### [BRIEF]
Make an exact copy of all the entries, but do not reproduce the pictures.
++++ TASK MATERIAL ++++
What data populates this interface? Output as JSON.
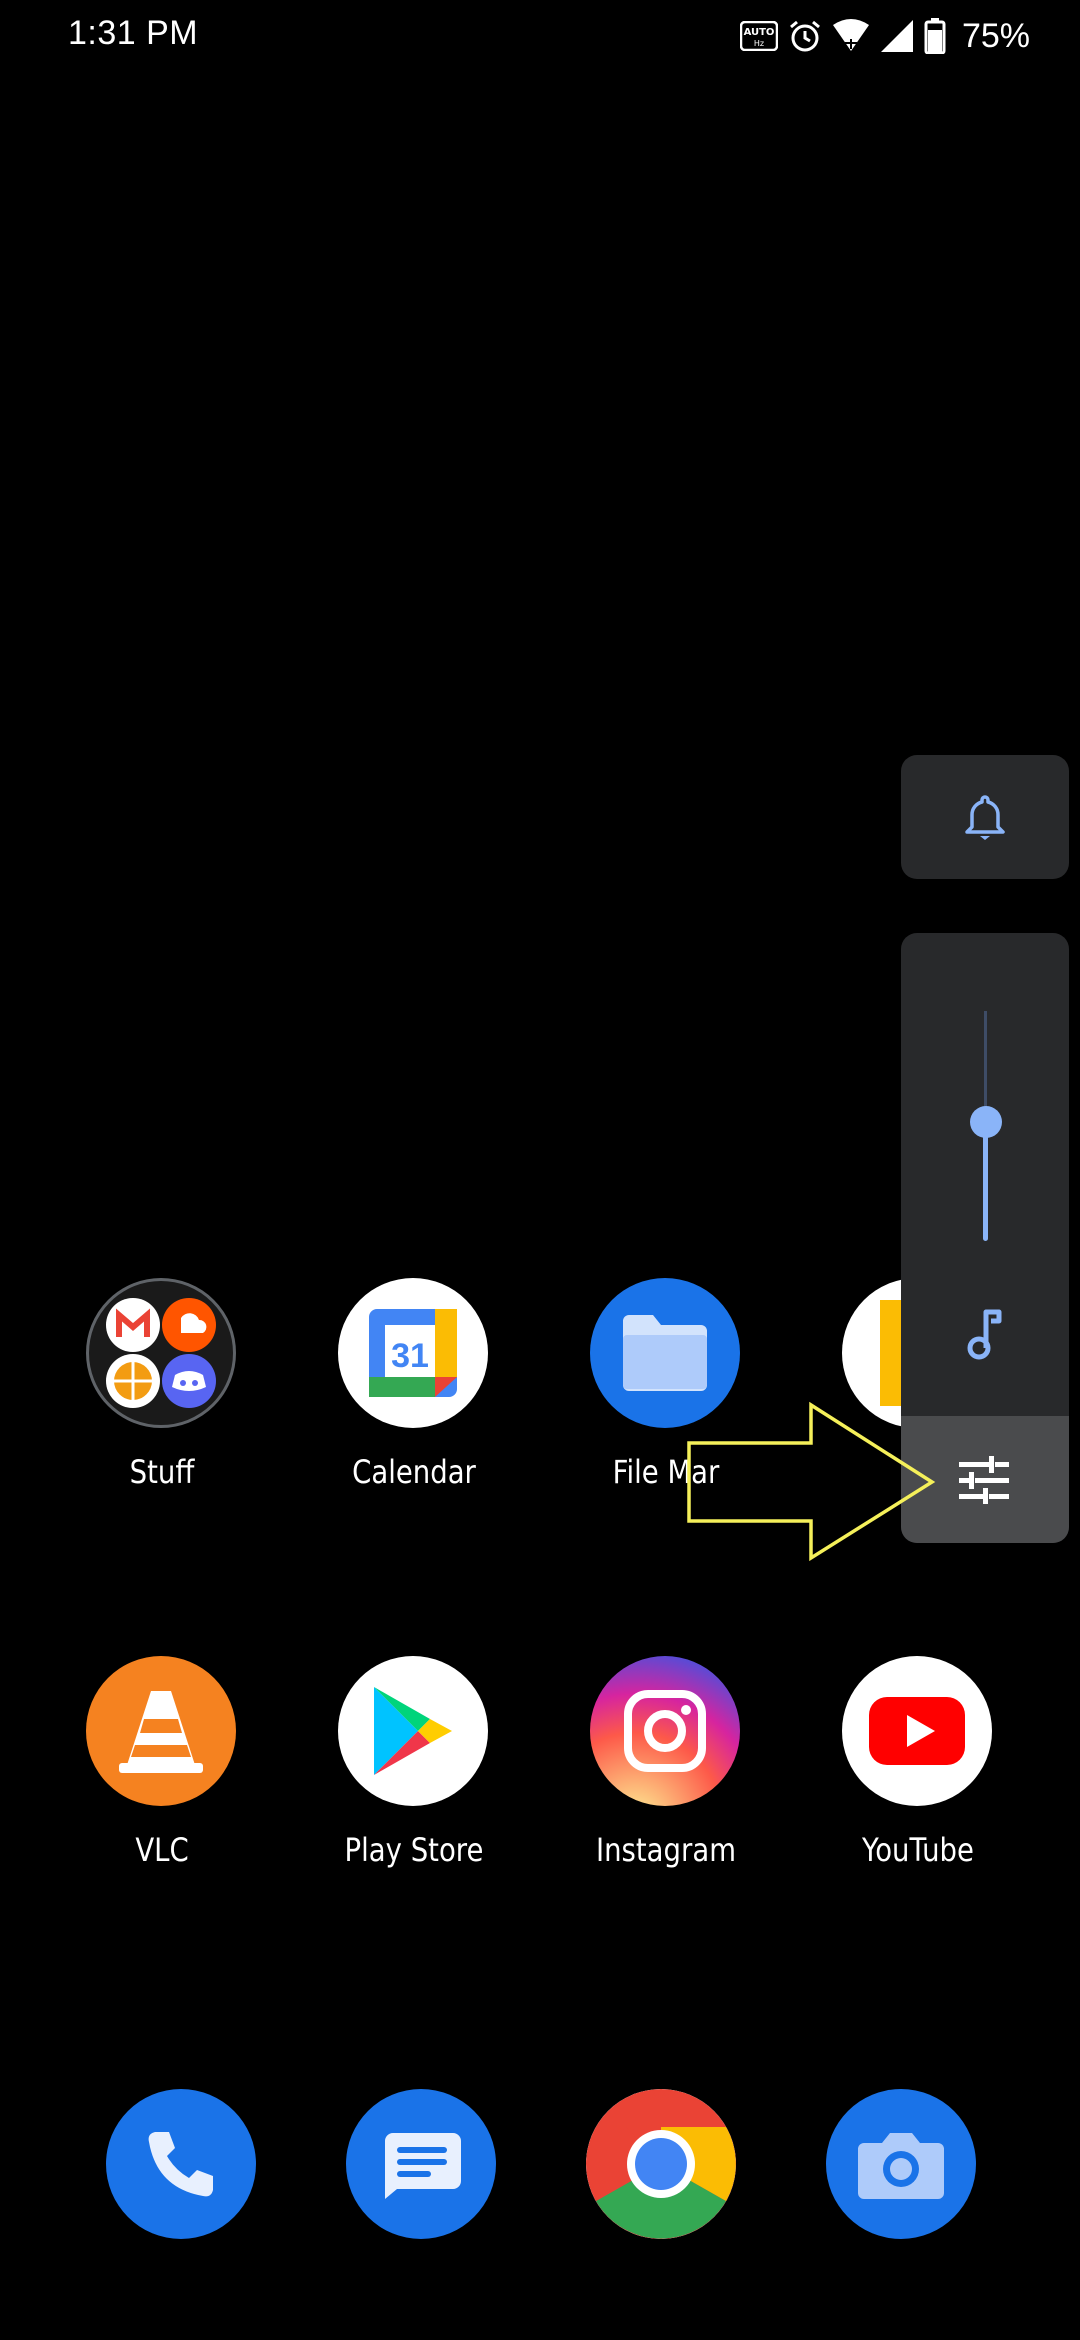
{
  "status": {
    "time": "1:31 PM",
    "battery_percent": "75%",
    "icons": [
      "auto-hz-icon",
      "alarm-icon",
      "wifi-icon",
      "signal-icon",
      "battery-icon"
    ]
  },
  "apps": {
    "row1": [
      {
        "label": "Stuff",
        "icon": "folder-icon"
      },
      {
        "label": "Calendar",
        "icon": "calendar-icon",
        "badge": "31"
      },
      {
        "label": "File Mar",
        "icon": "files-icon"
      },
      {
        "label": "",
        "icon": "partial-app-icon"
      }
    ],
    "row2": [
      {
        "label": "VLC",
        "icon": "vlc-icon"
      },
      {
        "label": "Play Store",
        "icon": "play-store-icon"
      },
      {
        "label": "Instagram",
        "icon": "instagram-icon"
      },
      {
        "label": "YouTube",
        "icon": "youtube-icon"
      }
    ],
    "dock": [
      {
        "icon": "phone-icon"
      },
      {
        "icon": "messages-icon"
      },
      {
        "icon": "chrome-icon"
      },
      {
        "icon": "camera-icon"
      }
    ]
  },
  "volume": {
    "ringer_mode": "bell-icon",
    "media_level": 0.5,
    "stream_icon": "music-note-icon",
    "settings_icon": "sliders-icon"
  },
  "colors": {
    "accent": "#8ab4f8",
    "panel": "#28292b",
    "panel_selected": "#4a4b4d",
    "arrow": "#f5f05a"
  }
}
++++
### [TASK SOLUTION]
What data populates this interface? Output as JSON.
{
  "status": {
    "time": "1:31 PM",
    "battery_percent": "75%",
    "icons": [
      "auto-hz-icon",
      "alarm-icon",
      "wifi-icon",
      "signal-icon",
      "battery-icon"
    ]
  },
  "apps": {
    "row1": [
      {
        "label": "Stuff",
        "icon": "folder-icon"
      },
      {
        "label": "Calendar",
        "icon": "calendar-icon",
        "badge": "31"
      },
      {
        "label": "File Mar",
        "icon": "files-icon"
      },
      {
        "label": "",
        "icon": "partial-app-icon"
      }
    ],
    "row2": [
      {
        "label": "VLC",
        "icon": "vlc-icon"
      },
      {
        "label": "Play Store",
        "icon": "play-store-icon"
      },
      {
        "label": "Instagram",
        "icon": "instagram-icon"
      },
      {
        "label": "YouTube",
        "icon": "youtube-icon"
      }
    ],
    "dock": [
      {
        "icon": "phone-icon"
      },
      {
        "icon": "messages-icon"
      },
      {
        "icon": "chrome-icon"
      },
      {
        "icon": "camera-icon"
      }
    ]
  },
  "volume": {
    "ringer_mode": "bell-icon",
    "media_level": 0.5,
    "stream_icon": "music-note-icon",
    "settings_icon": "sliders-icon"
  },
  "colors": {
    "accent": "#8ab4f8",
    "panel": "#28292b",
    "panel_selected": "#4a4b4d",
    "arrow": "#f5f05a"
  }
}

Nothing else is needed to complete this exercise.